> **WHAT IS NEEDED**
Exactly as written, retype the listing below, omitting the pictures.

(Records from a dataset)
....

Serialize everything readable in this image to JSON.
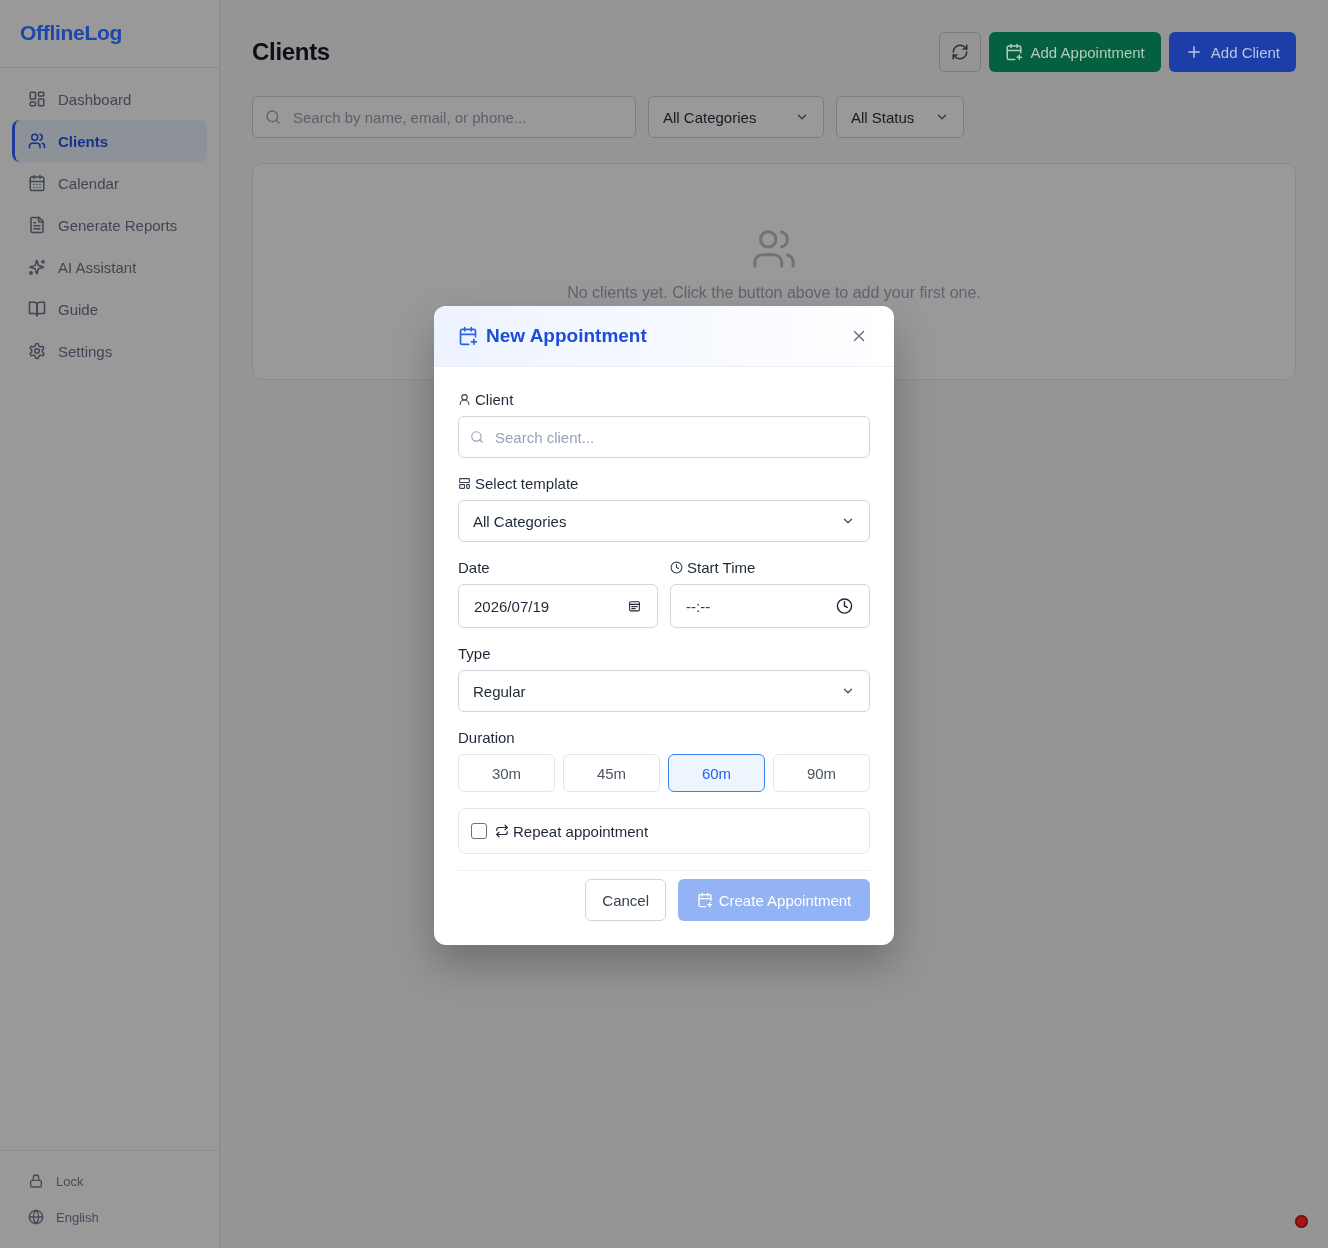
{
  "app": {
    "name": "OfflineLog"
  },
  "sidebar": {
    "items": [
      {
        "label": "Dashboard",
        "selected": false
      },
      {
        "label": "Clients",
        "selected": true
      },
      {
        "label": "Calendar",
        "selected": false
      },
      {
        "label": "Generate Reports",
        "selected": false
      },
      {
        "label": "AI Assistant",
        "selected": false
      },
      {
        "label": "Guide",
        "selected": false
      },
      {
        "label": "Settings",
        "selected": false
      }
    ],
    "footer": [
      {
        "label": "Lock"
      },
      {
        "label": "English"
      }
    ]
  },
  "header": {
    "title": "Clients",
    "actions": [
      {
        "label": "Add Appointment",
        "kind": "success"
      },
      {
        "label": "Add Client",
        "kind": "primary"
      }
    ]
  },
  "filters": {
    "search": {
      "placeholder": "Search by name, email, or phone..."
    },
    "selects": [
      {
        "value": "All Categories"
      },
      {
        "value": "All Status"
      }
    ]
  },
  "empty_state": {
    "message": "No clients yet. Click the button above to add your first one."
  },
  "modal": {
    "title": "New Appointment",
    "client": {
      "label": "Client",
      "placeholder": "Search client..."
    },
    "template": {
      "label": "Select template",
      "value": "All Categories"
    },
    "date": {
      "label": "Date",
      "value": "2026/07/19"
    },
    "start_time": {
      "label": "Start Time",
      "placeholder": "--:--"
    },
    "type": {
      "label": "Type",
      "value": "Regular"
    },
    "duration": {
      "label": "Duration",
      "options": [
        {
          "label": "30m",
          "selected": false
        },
        {
          "label": "45m",
          "selected": false
        },
        {
          "label": "60m",
          "selected": true
        },
        {
          "label": "90m",
          "selected": false
        }
      ]
    },
    "repeat": {
      "label": "Repeat appointment",
      "checked": false
    },
    "cancel": {
      "label": "Cancel"
    },
    "create": {
      "label": "Create Appointment",
      "disabled": true
    }
  }
}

....

> **SOLUTION FOR THIS TASK**
Serialize everything readable in this image to JSON.
{
  "app": {
    "name": "OfflineLog"
  },
  "sidebar": {
    "items": [
      {
        "label": "Dashboard",
        "selected": false
      },
      {
        "label": "Clients",
        "selected": true
      },
      {
        "label": "Calendar",
        "selected": false
      },
      {
        "label": "Generate Reports",
        "selected": false
      },
      {
        "label": "AI Assistant",
        "selected": false
      },
      {
        "label": "Guide",
        "selected": false
      },
      {
        "label": "Settings",
        "selected": false
      }
    ],
    "footer": [
      {
        "label": "Lock"
      },
      {
        "label": "English"
      }
    ]
  },
  "header": {
    "title": "Clients",
    "actions": [
      {
        "label": "Add Appointment",
        "kind": "success"
      },
      {
        "label": "Add Client",
        "kind": "primary"
      }
    ]
  },
  "filters": {
    "search": {
      "placeholder": "Search by name, email, or phone..."
    },
    "selects": [
      {
        "value": "All Categories"
      },
      {
        "value": "All Status"
      }
    ]
  },
  "empty_state": {
    "message": "No clients yet. Click the button above to add your first one."
  },
  "modal": {
    "title": "New Appointment",
    "client": {
      "label": "Client",
      "placeholder": "Search client..."
    },
    "template": {
      "label": "Select template",
      "value": "All Categories"
    },
    "date": {
      "label": "Date",
      "value": "2026/07/19"
    },
    "start_time": {
      "label": "Start Time",
      "placeholder": "--:--"
    },
    "type": {
      "label": "Type",
      "value": "Regular"
    },
    "duration": {
      "label": "Duration",
      "options": [
        {
          "label": "30m",
          "selected": false
        },
        {
          "label": "45m",
          "selected": false
        },
        {
          "label": "60m",
          "selected": true
        },
        {
          "label": "90m",
          "selected": false
        }
      ]
    },
    "repeat": {
      "label": "Repeat appointment",
      "checked": false
    },
    "cancel": {
      "label": "Cancel"
    },
    "create": {
      "label": "Create Appointment",
      "disabled": true
    }
  }
}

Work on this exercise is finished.